GIVEN REQUEST:
Scan the data below and pick out the lines containing the word "shortcut".

↓

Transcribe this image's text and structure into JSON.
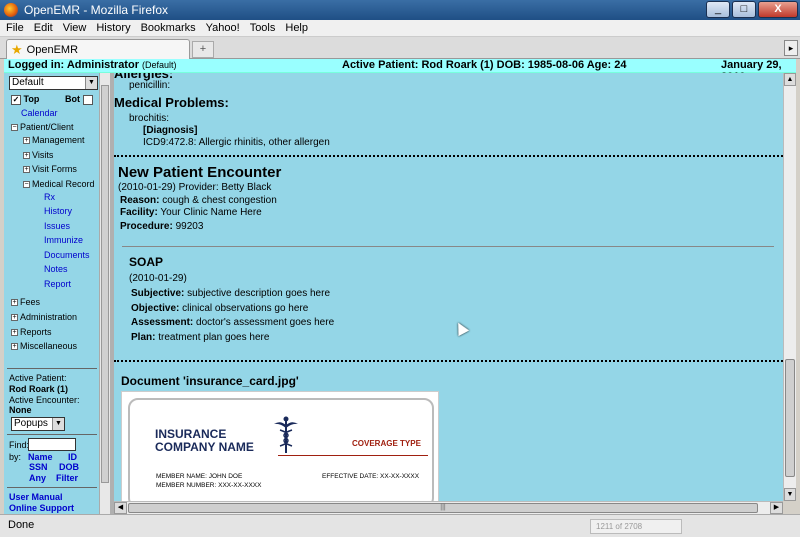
{
  "window": {
    "title": "OpenEMR - Mozilla Firefox",
    "buttons": {
      "minimize": "_",
      "maximize": "□",
      "close": "X"
    }
  },
  "menubar": [
    "File",
    "Edit",
    "View",
    "History",
    "Bookmarks",
    "Yahoo!",
    "Tools",
    "Help"
  ],
  "tabs": [
    {
      "label": "OpenEMR"
    }
  ],
  "newtab_label": "+",
  "header": {
    "logged_in": "Logged in: Administrator",
    "logged_in_group": "(Default)",
    "active_patient": "Active Patient: Rod Roark (1) DOB: 1985-08-06 Age: 24",
    "date": "January 29, 2010"
  },
  "nav": {
    "view_select": "Default",
    "top_label": "Top",
    "top_checked": true,
    "bot_label": "Bot",
    "bot_checked": false,
    "calendar": "Calendar",
    "patient_client": "Patient/Client",
    "management": "Management",
    "visits": "Visits",
    "visit_forms": "Visit Forms",
    "medical_record": "Medical Record",
    "medical_record_items": [
      "Rx",
      "History",
      "Issues",
      "Immunize",
      "Documents",
      "Notes",
      "Report"
    ],
    "fees": "Fees",
    "administration": "Administration",
    "reports": "Reports",
    "miscellaneous": "Miscellaneous",
    "active_patient_label": "Active Patient:",
    "active_patient_name": "Rod Roark (1)",
    "active_encounter_label": "Active Encounter:",
    "active_encounter_value": "None",
    "popups_select": "Popups",
    "find_label": "Find:",
    "by_label": "by:",
    "find_options": [
      "Name",
      "ID",
      "SSN",
      "DOB",
      "Any",
      "Filter"
    ],
    "user_manual": "User Manual",
    "online_support": "Online Support"
  },
  "main": {
    "allergies_heading": "Allergies:",
    "allergy_item": "penicillin:",
    "medical_problems_heading": "Medical Problems:",
    "problem_item": "brochitis:",
    "diagnosis_label": "[Diagnosis]",
    "diagnosis_code": "ICD9:472.8: Allergic rhinitis, other allergen",
    "encounter_heading": "New Patient Encounter",
    "encounter_date_provider": "(2010-01-29) Provider: Betty Black",
    "reason_label": "Reason:",
    "reason_value": "cough & chest congestion",
    "facility_label": "Facility:",
    "facility_value": "Your Clinic Name Here",
    "procedure_label": "Procedure:",
    "procedure_value": "99203",
    "soap_heading": "SOAP",
    "soap_date": "(2010-01-29)",
    "subjective_label": "Subjective:",
    "subjective_value": "subjective description goes here",
    "objective_label": "Objective:",
    "objective_value": "clinical observations go here",
    "assessment_label": "Assessment:",
    "assessment_value": "doctor's assessment goes here",
    "plan_label": "Plan:",
    "plan_value": "treatment plan goes here",
    "document_heading": "Document 'insurance_card.jpg'",
    "card": {
      "line1": "INSURANCE",
      "line2": "COMPANY NAME",
      "coverage": "COVERAGE TYPE",
      "member_name": "MEMBER NAME:  JOHN DOE",
      "member_number": "MEMBER NUMBER: XXX-XX-XXXX",
      "effective_date": "EFFECTIVE DATE: XX-XX-XXXX"
    }
  },
  "statusbar": {
    "status": "Done",
    "page_counter": "1211 of 2708"
  }
}
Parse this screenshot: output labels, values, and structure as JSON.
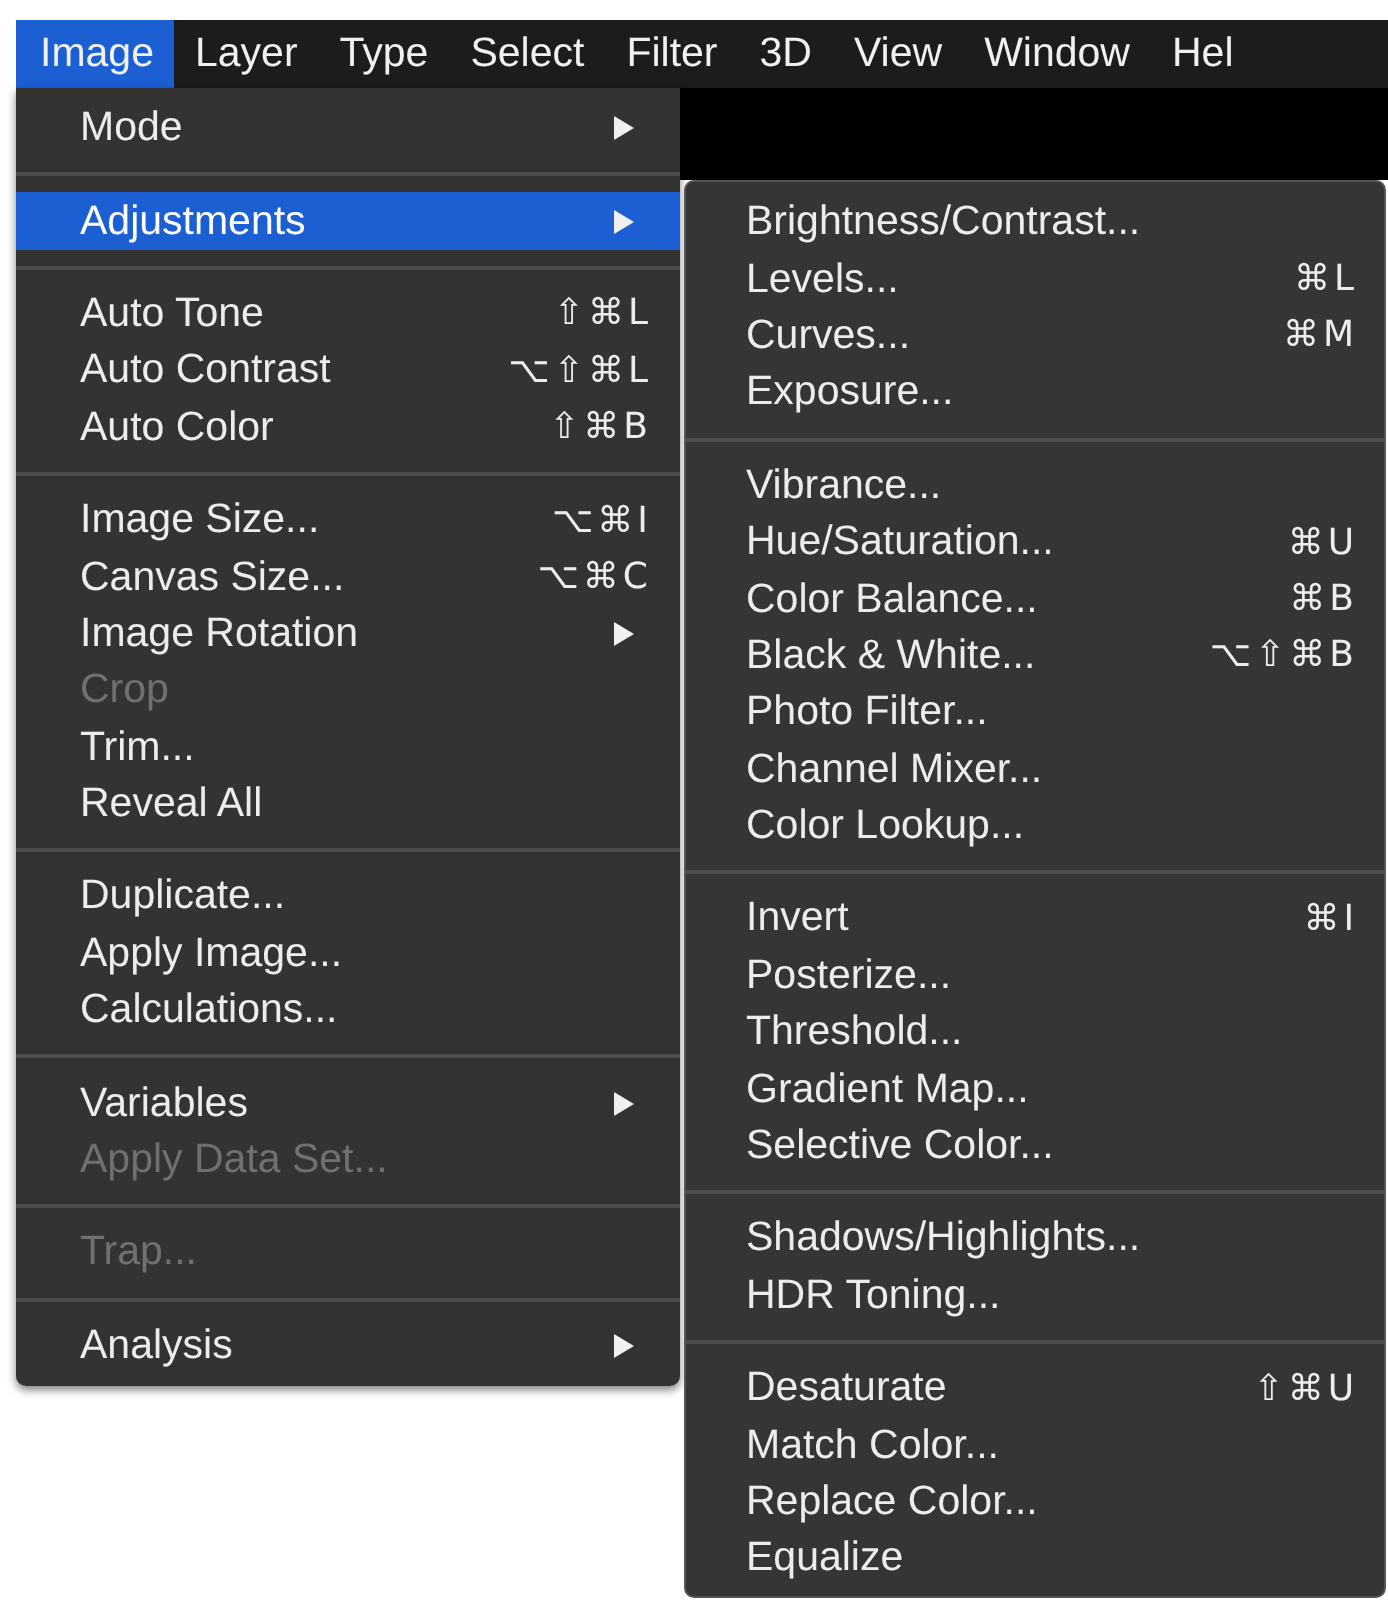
{
  "menu_bar": [
    {
      "label": "Image",
      "selected": true
    },
    {
      "label": "Layer",
      "selected": false
    },
    {
      "label": "Type",
      "selected": false
    },
    {
      "label": "Select",
      "selected": false
    },
    {
      "label": "Filter",
      "selected": false
    },
    {
      "label": "3D",
      "selected": false
    },
    {
      "label": "View",
      "selected": false
    },
    {
      "label": "Window",
      "selected": false
    },
    {
      "label": "Hel",
      "selected": false
    }
  ],
  "image_menu": [
    {
      "kind": "item",
      "label": "Mode",
      "submenu": true,
      "selected": false,
      "disabled": false
    },
    {
      "kind": "separator"
    },
    {
      "kind": "item",
      "label": "Adjustments",
      "submenu": true,
      "selected": true,
      "disabled": false
    },
    {
      "kind": "separator"
    },
    {
      "kind": "item",
      "label": "Auto Tone",
      "shortcut": "⇧⌘L",
      "selected": false,
      "disabled": false
    },
    {
      "kind": "item",
      "label": "Auto Contrast",
      "shortcut": "⌥⇧⌘L",
      "selected": false,
      "disabled": false
    },
    {
      "kind": "item",
      "label": "Auto Color",
      "shortcut": "⇧⌘B",
      "selected": false,
      "disabled": false
    },
    {
      "kind": "separator"
    },
    {
      "kind": "item",
      "label": "Image Size...",
      "shortcut": "⌥⌘I",
      "selected": false,
      "disabled": false
    },
    {
      "kind": "item",
      "label": "Canvas Size...",
      "shortcut": "⌥⌘C",
      "selected": false,
      "disabled": false
    },
    {
      "kind": "item",
      "label": "Image Rotation",
      "submenu": true,
      "selected": false,
      "disabled": false
    },
    {
      "kind": "item",
      "label": "Crop",
      "selected": false,
      "disabled": true
    },
    {
      "kind": "item",
      "label": "Trim...",
      "selected": false,
      "disabled": false
    },
    {
      "kind": "item",
      "label": "Reveal All",
      "selected": false,
      "disabled": false
    },
    {
      "kind": "separator"
    },
    {
      "kind": "item",
      "label": "Duplicate...",
      "selected": false,
      "disabled": false
    },
    {
      "kind": "item",
      "label": "Apply Image...",
      "selected": false,
      "disabled": false
    },
    {
      "kind": "item",
      "label": "Calculations...",
      "selected": false,
      "disabled": false
    },
    {
      "kind": "separator"
    },
    {
      "kind": "item",
      "label": "Variables",
      "submenu": true,
      "selected": false,
      "disabled": false
    },
    {
      "kind": "item",
      "label": "Apply Data Set...",
      "selected": false,
      "disabled": true
    },
    {
      "kind": "separator"
    },
    {
      "kind": "item",
      "label": "Trap...",
      "selected": false,
      "disabled": true
    },
    {
      "kind": "separator"
    },
    {
      "kind": "item",
      "label": "Analysis",
      "submenu": true,
      "selected": false,
      "disabled": false
    }
  ],
  "adjustments_menu": [
    {
      "kind": "item",
      "label": "Brightness/Contrast...",
      "selected": false,
      "disabled": false
    },
    {
      "kind": "item",
      "label": "Levels...",
      "shortcut": "⌘L",
      "selected": false,
      "disabled": false
    },
    {
      "kind": "item",
      "label": "Curves...",
      "shortcut": "⌘M",
      "selected": false,
      "disabled": false
    },
    {
      "kind": "item",
      "label": "Exposure...",
      "selected": false,
      "disabled": false
    },
    {
      "kind": "separator"
    },
    {
      "kind": "item",
      "label": "Vibrance...",
      "selected": false,
      "disabled": false
    },
    {
      "kind": "item",
      "label": "Hue/Saturation...",
      "shortcut": "⌘U",
      "selected": false,
      "disabled": false
    },
    {
      "kind": "item",
      "label": "Color Balance...",
      "shortcut": "⌘B",
      "selected": false,
      "disabled": false
    },
    {
      "kind": "item",
      "label": "Black & White...",
      "shortcut": "⌥⇧⌘B",
      "selected": false,
      "disabled": false
    },
    {
      "kind": "item",
      "label": "Photo Filter...",
      "selected": false,
      "disabled": false
    },
    {
      "kind": "item",
      "label": "Channel Mixer...",
      "selected": false,
      "disabled": false
    },
    {
      "kind": "item",
      "label": "Color Lookup...",
      "selected": false,
      "disabled": false
    },
    {
      "kind": "separator"
    },
    {
      "kind": "item",
      "label": "Invert",
      "shortcut": "⌘I",
      "selected": false,
      "disabled": false
    },
    {
      "kind": "item",
      "label": "Posterize...",
      "selected": false,
      "disabled": false
    },
    {
      "kind": "item",
      "label": "Threshold...",
      "selected": false,
      "disabled": false
    },
    {
      "kind": "item",
      "label": "Gradient Map...",
      "selected": false,
      "disabled": false
    },
    {
      "kind": "item",
      "label": "Selective Color...",
      "selected": false,
      "disabled": false
    },
    {
      "kind": "separator"
    },
    {
      "kind": "item",
      "label": "Shadows/Highlights...",
      "selected": false,
      "disabled": false
    },
    {
      "kind": "item",
      "label": "HDR Toning...",
      "selected": false,
      "disabled": false
    },
    {
      "kind": "separator"
    },
    {
      "kind": "item",
      "label": "Desaturate",
      "shortcut": "⇧⌘U",
      "selected": false,
      "disabled": false
    },
    {
      "kind": "item",
      "label": "Match Color...",
      "selected": false,
      "disabled": false
    },
    {
      "kind": "item",
      "label": "Replace Color...",
      "selected": false,
      "disabled": false
    },
    {
      "kind": "item",
      "label": "Equalize",
      "selected": false,
      "disabled": false
    }
  ]
}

↑

TASK SOLUTION:
      "shortcut": "⇧⌘L",
      "shortcut": "⌥⇧⌘L",
      "shortcut": "⇧⌘B",
      "shortcut": "⌥⌘I",
      "shortcut": "⌥⌘C",
      "shortcut": "⌘L",
      "shortcut": "⌘M",
      "shortcut": "⌘U",
      "shortcut": "⌘B",
      "shortcut": "⌥⇧⌘B",
      "shortcut": "⌘I",
      "shortcut": "⇧⌘U",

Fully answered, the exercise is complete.